--- start Data records ---
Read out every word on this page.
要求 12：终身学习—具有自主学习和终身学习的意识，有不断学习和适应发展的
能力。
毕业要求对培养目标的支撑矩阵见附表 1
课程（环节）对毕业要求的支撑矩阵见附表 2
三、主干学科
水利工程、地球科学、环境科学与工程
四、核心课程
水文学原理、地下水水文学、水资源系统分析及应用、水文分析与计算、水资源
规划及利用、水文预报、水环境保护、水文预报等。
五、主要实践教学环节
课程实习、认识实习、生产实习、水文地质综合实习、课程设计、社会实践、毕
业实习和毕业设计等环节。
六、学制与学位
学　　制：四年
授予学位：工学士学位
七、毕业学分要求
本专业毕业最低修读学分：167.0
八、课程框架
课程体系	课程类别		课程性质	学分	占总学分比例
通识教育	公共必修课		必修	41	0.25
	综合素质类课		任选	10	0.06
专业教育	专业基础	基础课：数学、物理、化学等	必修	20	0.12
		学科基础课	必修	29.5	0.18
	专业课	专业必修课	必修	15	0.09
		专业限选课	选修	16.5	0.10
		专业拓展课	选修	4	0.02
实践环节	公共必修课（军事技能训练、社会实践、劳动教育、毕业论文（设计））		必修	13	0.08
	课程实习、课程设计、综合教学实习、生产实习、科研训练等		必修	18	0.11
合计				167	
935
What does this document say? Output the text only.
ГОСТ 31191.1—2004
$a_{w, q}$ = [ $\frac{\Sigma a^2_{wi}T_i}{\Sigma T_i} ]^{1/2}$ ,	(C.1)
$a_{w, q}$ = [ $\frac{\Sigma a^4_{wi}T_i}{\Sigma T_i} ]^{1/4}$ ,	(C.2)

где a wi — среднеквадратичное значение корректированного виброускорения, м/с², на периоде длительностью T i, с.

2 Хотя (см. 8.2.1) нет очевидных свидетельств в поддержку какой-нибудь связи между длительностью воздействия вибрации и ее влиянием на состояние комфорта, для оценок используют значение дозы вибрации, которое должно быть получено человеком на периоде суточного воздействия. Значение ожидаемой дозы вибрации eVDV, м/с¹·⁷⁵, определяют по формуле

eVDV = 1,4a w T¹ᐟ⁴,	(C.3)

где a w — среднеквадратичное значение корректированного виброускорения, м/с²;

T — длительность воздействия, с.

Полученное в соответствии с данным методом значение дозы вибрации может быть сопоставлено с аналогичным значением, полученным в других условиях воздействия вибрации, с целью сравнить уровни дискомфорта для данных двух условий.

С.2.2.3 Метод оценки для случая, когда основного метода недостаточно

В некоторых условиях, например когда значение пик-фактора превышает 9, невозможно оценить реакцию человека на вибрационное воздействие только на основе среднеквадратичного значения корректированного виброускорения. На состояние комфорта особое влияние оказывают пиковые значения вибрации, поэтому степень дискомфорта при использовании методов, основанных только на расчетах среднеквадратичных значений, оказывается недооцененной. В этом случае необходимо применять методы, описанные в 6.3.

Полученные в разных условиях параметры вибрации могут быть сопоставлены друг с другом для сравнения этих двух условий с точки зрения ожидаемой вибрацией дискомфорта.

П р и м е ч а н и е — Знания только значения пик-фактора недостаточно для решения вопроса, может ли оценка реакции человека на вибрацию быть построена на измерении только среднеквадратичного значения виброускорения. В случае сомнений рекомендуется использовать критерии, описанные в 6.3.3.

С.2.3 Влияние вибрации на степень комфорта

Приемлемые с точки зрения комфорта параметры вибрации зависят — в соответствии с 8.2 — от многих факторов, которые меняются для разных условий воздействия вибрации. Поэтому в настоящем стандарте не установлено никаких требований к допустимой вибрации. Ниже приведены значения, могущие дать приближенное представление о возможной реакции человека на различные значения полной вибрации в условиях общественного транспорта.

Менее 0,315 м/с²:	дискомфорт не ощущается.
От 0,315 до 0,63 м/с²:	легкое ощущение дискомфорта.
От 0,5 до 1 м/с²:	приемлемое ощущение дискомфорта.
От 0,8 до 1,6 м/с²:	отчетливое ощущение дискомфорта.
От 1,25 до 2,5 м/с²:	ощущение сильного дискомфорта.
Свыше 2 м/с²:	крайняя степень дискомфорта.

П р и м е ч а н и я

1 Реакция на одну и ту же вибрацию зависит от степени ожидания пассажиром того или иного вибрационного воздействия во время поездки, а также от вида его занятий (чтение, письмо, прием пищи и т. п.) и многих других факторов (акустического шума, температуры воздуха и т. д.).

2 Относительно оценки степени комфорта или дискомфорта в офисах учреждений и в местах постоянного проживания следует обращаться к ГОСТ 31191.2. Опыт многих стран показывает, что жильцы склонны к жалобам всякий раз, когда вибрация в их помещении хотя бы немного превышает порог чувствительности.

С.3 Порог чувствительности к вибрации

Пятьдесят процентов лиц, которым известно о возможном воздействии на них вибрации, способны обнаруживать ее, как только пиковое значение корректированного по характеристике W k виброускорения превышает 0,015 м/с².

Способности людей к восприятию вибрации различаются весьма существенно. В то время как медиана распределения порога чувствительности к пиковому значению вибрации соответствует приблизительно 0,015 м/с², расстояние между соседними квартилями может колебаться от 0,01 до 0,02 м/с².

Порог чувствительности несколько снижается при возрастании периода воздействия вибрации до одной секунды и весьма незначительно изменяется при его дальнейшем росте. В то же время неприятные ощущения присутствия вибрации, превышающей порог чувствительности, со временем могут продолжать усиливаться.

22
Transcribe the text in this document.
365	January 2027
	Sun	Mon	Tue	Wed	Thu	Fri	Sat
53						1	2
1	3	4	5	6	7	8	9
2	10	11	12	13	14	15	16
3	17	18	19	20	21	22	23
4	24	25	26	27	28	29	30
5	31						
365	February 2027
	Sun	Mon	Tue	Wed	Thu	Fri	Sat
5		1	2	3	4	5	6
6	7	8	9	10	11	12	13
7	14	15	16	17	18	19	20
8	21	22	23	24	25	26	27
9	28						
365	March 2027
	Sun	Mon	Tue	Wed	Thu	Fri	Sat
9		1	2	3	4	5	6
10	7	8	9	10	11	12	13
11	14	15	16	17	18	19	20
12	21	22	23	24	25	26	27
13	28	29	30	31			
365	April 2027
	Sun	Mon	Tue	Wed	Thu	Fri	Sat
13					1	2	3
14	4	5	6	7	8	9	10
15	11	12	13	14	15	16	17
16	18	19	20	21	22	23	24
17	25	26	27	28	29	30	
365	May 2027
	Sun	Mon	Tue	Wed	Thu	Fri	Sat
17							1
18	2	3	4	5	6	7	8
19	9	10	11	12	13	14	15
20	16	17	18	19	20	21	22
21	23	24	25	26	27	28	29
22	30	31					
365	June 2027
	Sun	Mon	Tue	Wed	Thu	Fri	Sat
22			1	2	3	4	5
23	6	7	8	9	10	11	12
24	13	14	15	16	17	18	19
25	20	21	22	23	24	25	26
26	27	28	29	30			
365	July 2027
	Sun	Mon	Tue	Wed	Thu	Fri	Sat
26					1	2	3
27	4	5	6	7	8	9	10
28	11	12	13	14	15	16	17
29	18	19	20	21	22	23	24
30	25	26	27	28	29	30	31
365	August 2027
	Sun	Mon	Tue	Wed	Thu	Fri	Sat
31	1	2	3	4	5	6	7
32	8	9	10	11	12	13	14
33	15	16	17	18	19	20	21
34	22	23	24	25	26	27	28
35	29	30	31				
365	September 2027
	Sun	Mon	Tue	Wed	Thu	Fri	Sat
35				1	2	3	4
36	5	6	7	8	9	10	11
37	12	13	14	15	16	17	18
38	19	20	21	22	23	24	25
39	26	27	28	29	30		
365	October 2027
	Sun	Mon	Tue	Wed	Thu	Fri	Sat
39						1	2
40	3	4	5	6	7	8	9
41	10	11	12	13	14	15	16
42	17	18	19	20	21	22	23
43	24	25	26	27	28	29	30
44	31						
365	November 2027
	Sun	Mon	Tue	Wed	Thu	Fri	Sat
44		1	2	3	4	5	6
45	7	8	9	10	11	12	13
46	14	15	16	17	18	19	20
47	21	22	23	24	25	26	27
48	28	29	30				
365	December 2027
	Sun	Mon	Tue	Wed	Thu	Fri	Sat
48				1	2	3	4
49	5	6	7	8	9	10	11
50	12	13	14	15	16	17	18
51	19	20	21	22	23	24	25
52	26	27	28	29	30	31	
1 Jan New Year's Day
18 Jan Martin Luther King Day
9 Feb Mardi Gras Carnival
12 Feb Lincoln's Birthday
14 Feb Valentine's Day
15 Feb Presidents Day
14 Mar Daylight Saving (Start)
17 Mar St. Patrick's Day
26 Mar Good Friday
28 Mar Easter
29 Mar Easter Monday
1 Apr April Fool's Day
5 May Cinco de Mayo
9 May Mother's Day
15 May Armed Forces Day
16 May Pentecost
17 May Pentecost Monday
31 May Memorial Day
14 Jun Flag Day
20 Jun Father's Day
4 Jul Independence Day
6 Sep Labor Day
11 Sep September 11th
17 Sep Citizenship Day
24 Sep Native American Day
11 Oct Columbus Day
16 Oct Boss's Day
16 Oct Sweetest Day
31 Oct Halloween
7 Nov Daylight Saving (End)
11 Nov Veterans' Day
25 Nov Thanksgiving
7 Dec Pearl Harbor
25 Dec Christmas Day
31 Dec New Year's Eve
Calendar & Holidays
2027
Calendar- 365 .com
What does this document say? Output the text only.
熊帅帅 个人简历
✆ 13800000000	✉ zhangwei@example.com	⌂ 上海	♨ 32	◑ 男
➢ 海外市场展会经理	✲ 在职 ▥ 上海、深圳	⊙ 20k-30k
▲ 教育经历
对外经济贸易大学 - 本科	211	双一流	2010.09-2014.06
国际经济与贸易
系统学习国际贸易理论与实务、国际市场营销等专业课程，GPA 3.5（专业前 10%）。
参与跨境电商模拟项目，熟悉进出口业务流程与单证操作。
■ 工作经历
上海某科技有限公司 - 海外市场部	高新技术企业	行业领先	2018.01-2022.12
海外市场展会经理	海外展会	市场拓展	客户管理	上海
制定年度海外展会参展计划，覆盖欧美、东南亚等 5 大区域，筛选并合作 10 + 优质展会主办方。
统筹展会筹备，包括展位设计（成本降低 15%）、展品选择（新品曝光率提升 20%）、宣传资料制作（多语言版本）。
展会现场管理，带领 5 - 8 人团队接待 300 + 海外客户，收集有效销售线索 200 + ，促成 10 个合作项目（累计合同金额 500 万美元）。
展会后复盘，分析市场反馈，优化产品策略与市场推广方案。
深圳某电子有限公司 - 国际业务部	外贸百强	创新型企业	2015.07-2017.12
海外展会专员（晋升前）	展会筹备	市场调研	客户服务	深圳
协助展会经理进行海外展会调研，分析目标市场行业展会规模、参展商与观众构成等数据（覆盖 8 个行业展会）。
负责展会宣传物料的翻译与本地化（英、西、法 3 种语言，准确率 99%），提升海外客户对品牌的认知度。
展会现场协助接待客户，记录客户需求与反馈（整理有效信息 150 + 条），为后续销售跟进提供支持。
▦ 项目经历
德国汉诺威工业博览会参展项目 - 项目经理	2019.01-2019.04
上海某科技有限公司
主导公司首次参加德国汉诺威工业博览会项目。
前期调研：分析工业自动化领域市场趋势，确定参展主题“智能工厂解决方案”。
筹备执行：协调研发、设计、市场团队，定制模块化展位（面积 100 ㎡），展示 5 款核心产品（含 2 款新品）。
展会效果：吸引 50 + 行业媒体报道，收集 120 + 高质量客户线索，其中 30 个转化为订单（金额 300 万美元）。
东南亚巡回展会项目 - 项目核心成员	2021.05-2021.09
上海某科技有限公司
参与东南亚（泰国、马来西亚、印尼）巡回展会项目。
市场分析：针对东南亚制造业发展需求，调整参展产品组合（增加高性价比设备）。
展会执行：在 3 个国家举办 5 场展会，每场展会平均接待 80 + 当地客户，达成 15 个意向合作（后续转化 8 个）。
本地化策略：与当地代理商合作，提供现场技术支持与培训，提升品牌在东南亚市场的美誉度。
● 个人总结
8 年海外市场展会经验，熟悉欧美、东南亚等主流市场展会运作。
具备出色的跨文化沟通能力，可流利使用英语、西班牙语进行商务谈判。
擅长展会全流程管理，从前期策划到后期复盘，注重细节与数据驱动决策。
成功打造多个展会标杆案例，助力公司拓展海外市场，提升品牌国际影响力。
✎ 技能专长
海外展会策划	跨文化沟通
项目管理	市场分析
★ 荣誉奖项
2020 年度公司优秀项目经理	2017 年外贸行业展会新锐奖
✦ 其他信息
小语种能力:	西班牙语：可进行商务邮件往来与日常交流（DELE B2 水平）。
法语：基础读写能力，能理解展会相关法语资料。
--- end Data records ---
_Set task_:
Report each line of the material above where the word "среднеквадратичное" appears.

_In response_:
где a wi — среднеквадратичное значение корректированного виброускорения, м/с², на периоде длительностью T i, с.
где a w — среднеквадратичное значение корректированного виброускорения, м/с²;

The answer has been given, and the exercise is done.